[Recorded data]
□ □ □
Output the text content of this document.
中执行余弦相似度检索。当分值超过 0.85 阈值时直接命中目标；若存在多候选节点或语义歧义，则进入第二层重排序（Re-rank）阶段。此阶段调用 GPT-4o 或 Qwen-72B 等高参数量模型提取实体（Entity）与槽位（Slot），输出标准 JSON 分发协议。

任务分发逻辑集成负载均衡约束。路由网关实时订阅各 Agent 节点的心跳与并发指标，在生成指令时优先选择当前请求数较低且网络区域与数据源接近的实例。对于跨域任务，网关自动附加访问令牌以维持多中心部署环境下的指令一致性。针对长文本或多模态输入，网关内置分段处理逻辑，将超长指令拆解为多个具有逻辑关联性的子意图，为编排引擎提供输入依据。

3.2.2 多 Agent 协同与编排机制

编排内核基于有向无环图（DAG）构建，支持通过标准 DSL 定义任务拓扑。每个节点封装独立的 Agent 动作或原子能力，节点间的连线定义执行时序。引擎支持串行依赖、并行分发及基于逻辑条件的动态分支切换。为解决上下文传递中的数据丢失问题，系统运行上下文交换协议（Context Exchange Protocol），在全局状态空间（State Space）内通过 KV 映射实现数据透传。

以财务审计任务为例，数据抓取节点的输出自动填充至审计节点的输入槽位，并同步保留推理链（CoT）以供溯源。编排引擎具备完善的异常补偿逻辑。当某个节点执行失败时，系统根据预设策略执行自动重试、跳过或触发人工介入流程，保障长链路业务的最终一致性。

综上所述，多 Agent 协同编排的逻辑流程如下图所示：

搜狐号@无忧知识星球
□ □ □
Aim: From the preceding material, extract every line exactly.

Finished answer:
Output the text content of this document.
中执行余弦相似度检索。当分值超过 0.85 阈值时直接命中目标；若存在多候选节点或语义歧义，则进入第二层重排序（Re-rank）阶段。此阶段调用 GPT-4o 或 Qwen-72B 等高参数量模型提取实体（Entity）与槽位（Slot），输出标准 JSON 分发协议。

任务分发逻辑集成负载均衡约束。路由网关实时订阅各 Agent 节点的心跳与并发指标，在生成指令时优先选择当前请求数较低且网络区域与数据源接近的实例。对于跨域任务，网关自动附加访问令牌以维持多中心部署环境下的指令一致性。针对长文本或多模态输入，网关内置分段处理逻辑，将超长指令拆解为多个具有逻辑关联性的子意图，为编排引擎提供输入依据。

3.2.2 多 Agent 协同与编排机制

编排内核基于有向无环图（DAG）构建，支持通过标准 DSL 定义任务拓扑。每个节点封装独立的 Agent 动作或原子能力，节点间的连线定义执行时序。引擎支持串行依赖、并行分发及基于逻辑条件的动态分支切换。为解决上下文传递中的数据丢失问题，系统运行上下文交换协议（Context Exchange Protocol），在全局状态空间（State Space）内通过 KV 映射实现数据透传。

以财务审计任务为例，数据抓取节点的输出自动填充至审计节点的输入槽位，并同步保留推理链（CoT）以供溯源。编排引擎具备完善的异常补偿逻辑。当某个节点执行失败时，系统根据预设策略执行自动重试、跳过或触发人工介入流程，保障长链路业务的最终一致性。

综上所述，多 Agent 协同编排的逻辑流程如下图所示：

搜狐号@无忧知识星球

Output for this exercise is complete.